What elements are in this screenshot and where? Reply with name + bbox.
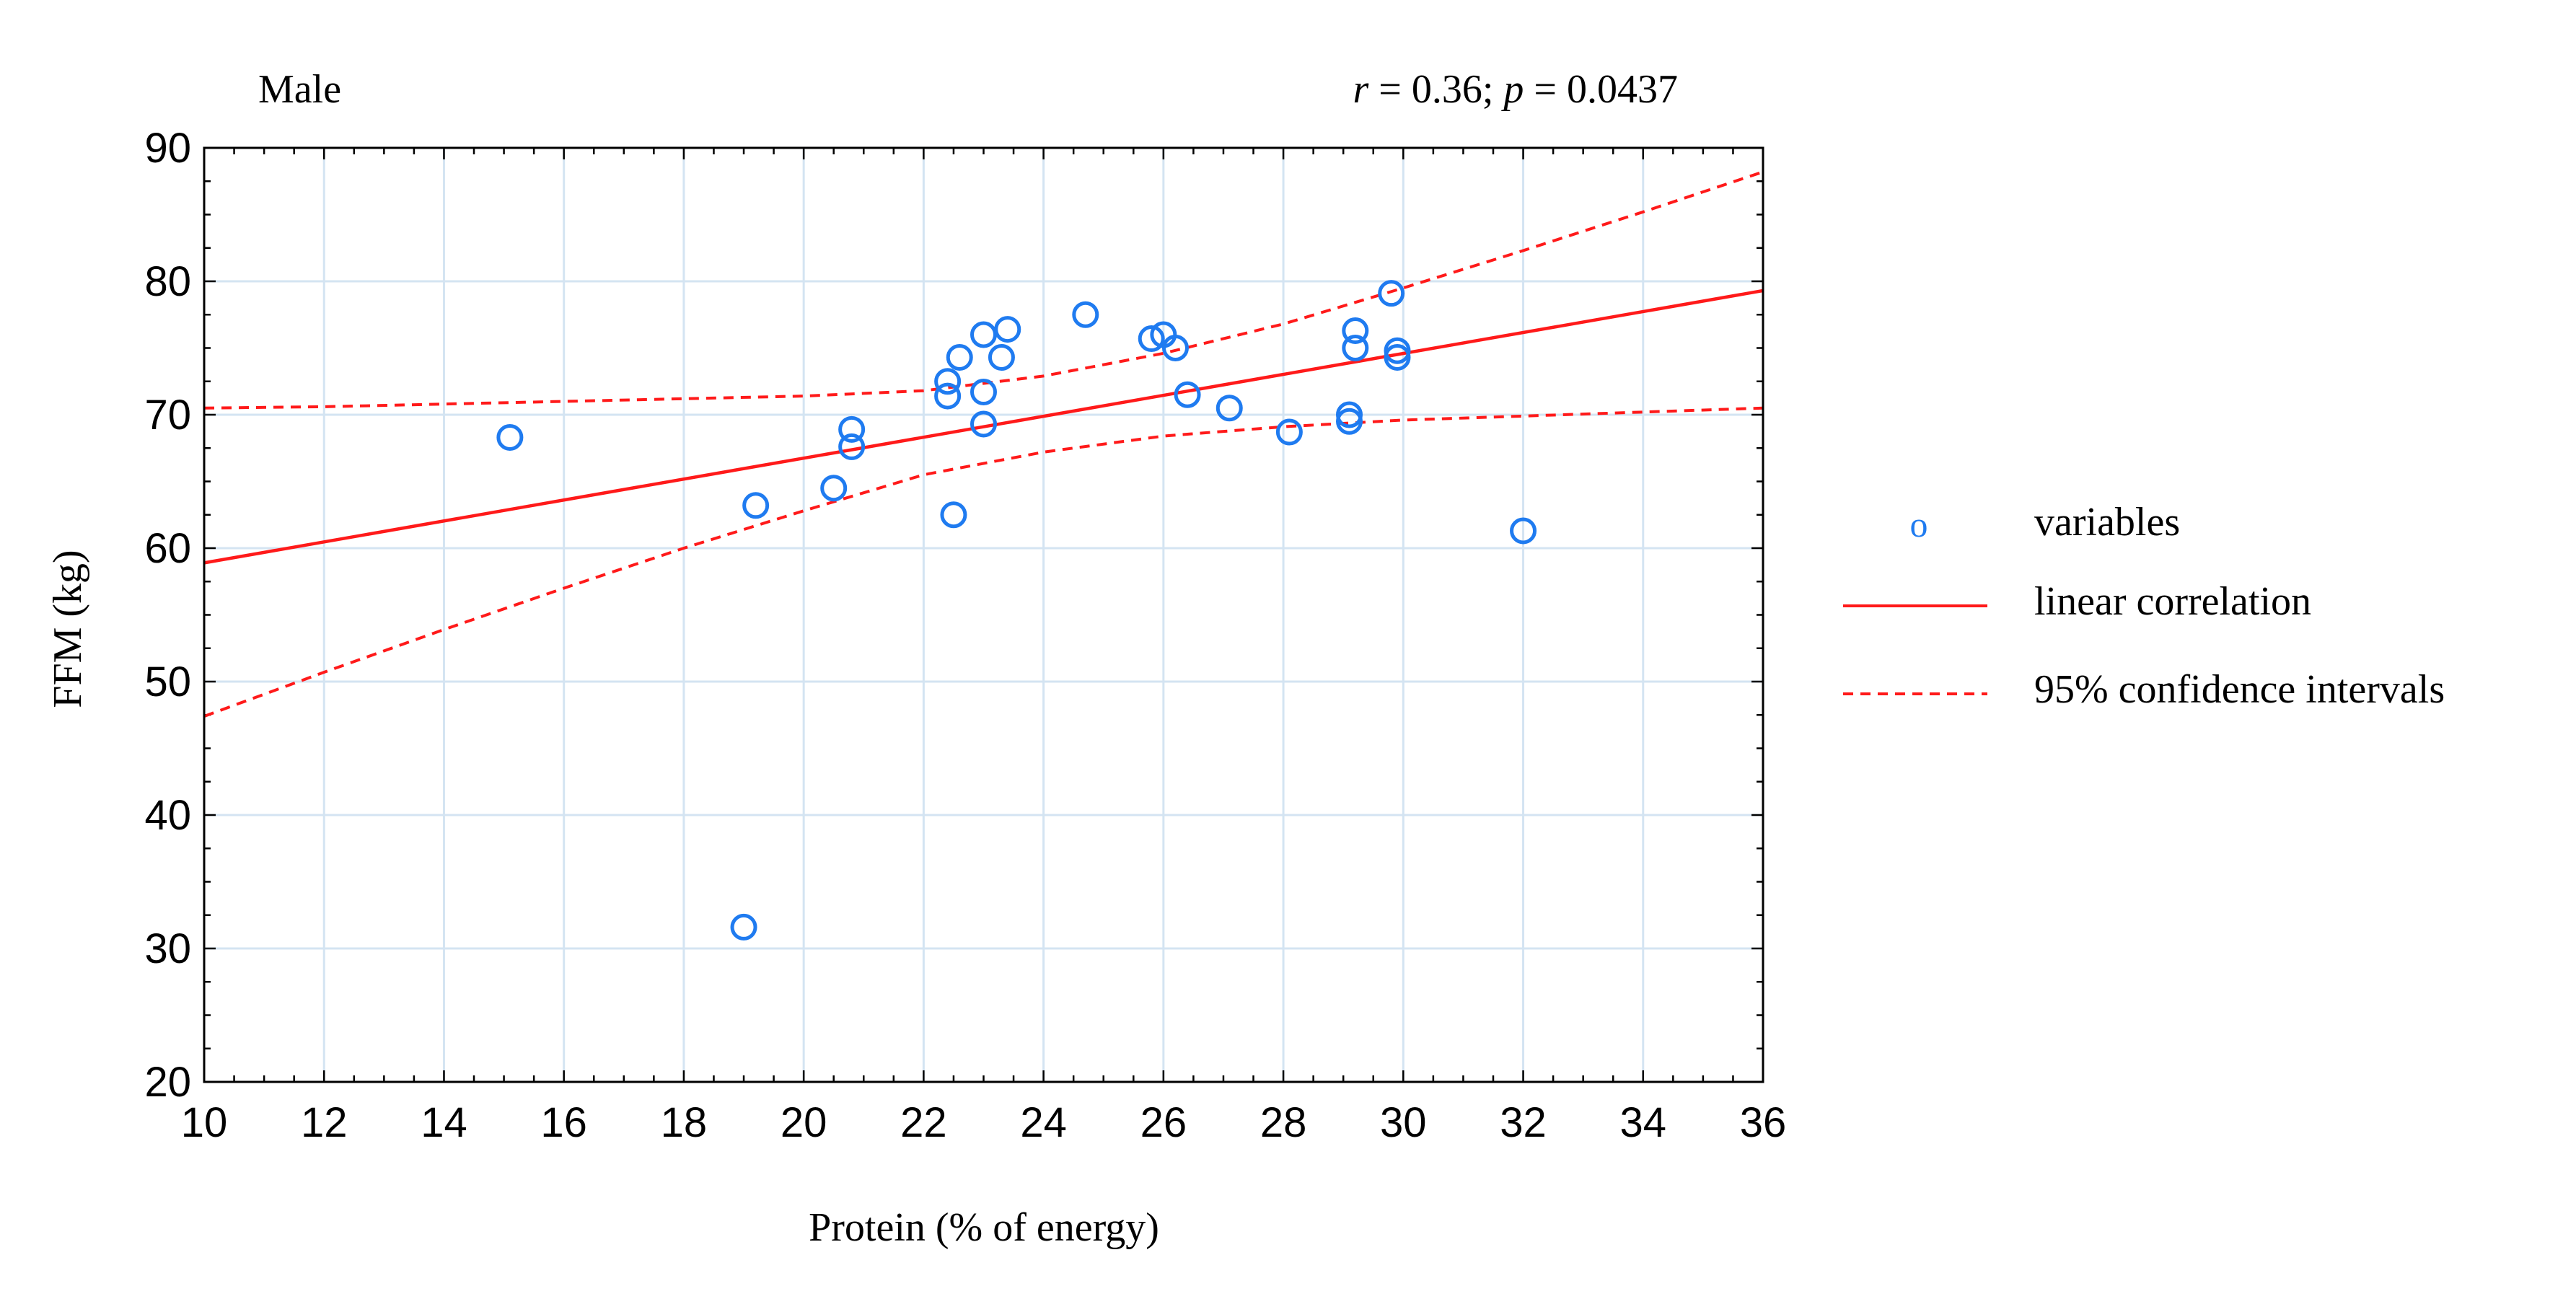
y-tick-label: 30 [144,925,191,972]
y-tick-label: 90 [144,125,191,172]
data-point [946,343,973,371]
data-point [1216,395,1243,422]
r-symbol: r [1353,67,1368,112]
x-tick-label: 28 [1260,1099,1307,1146]
data-point [496,423,524,451]
r-value: = 0.36; [1368,67,1503,112]
data-point [838,433,866,460]
y-tick-label: 70 [144,392,191,439]
x-tick-label: 10 [181,1099,228,1146]
data-point [1138,325,1165,353]
data-point [940,501,967,529]
data-point [988,343,1015,371]
chart-title: Male [258,67,341,112]
x-tick-label: 14 [421,1099,467,1146]
x-tick-label: 20 [781,1099,827,1146]
plot-frame [203,146,1764,1083]
y-axis-label: FFM (kg) [45,550,90,708]
data-point [1378,280,1405,307]
y-tick-label: 60 [144,525,191,572]
grid [204,148,1763,1082]
data-point [1336,408,1363,435]
data-point [1161,335,1189,361]
data-point [838,415,866,443]
data-points [496,280,1537,941]
data-point [970,321,997,348]
data-point [1174,381,1201,408]
legend-label-variables: variables [2034,500,2180,545]
data-point [994,316,1021,343]
legend-label-linear: linear correlation [2034,579,2311,624]
p-symbol: p [1500,67,1524,112]
stats-label: r = 0.36; p = 0.0437 [1353,67,1678,112]
data-point [934,382,962,410]
data-point [1384,343,1411,371]
data-point [742,492,770,519]
x-axis-ticks: 10 12 14 16 18 20 22 24 26 28 30 32 34 36 [181,1099,1787,1146]
data-point [1342,335,1369,361]
legend-point-symbol: o [1910,504,1928,545]
legend-label-ci: 95% confidence intervals [2034,667,2445,712]
x-tick-label: 12 [301,1099,348,1146]
regression-line [203,289,1764,565]
x-tick-label: 34 [1620,1099,1667,1146]
data-point [970,410,997,438]
data-point [1072,301,1099,328]
confidence-intervals [203,170,1764,718]
x-tick-label: 26 [1140,1099,1187,1146]
ci-lower-line [203,406,1764,718]
x-axis-label: Protein (% of energy) [809,1205,1159,1250]
data-point [970,379,997,406]
minor-ticks [203,146,1764,1083]
data-point [1275,418,1303,446]
legend: o variables linear correlation 95% confi… [1843,500,2445,712]
x-tick-label: 36 [1740,1099,1787,1146]
x-tick-label: 32 [1500,1099,1547,1146]
data-point [820,475,848,502]
ci-upper-line [203,170,1764,410]
x-tick-label: 22 [900,1099,947,1146]
p-value: = 0.0437 [1524,67,1678,112]
x-tick-label: 30 [1380,1099,1427,1146]
x-tick-label: 16 [540,1099,587,1146]
data-point [1342,317,1369,344]
y-tick-label: 50 [144,659,191,705]
y-tick-label: 20 [144,1059,191,1106]
y-tick-label: 40 [144,792,191,839]
data-point [934,368,962,395]
y-tick-label: 80 [144,258,191,305]
x-tick-label: 24 [1020,1099,1067,1146]
data-point [1510,517,1537,545]
data-point [730,913,757,941]
x-tick-label: 18 [661,1099,708,1146]
regression-line-group [203,289,1764,565]
y-axis-ticks: 20 30 40 50 60 70 80 90 [144,125,191,1106]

※

Directions
Return every line of the listing above that contains "axis".

Your response
y-axis-label: FFM (kg) [45,550,90,708]
x-axis-ticks: 10 12 14 16 18 20 22 24 26 28 30 32 34 36 [181,1099,1787,1146]
x-axis-label: Protein (% of energy) [809,1205,1159,1250]
y-axis-ticks: 20 30 40 50 60 70 80 90 [144,125,191,1106]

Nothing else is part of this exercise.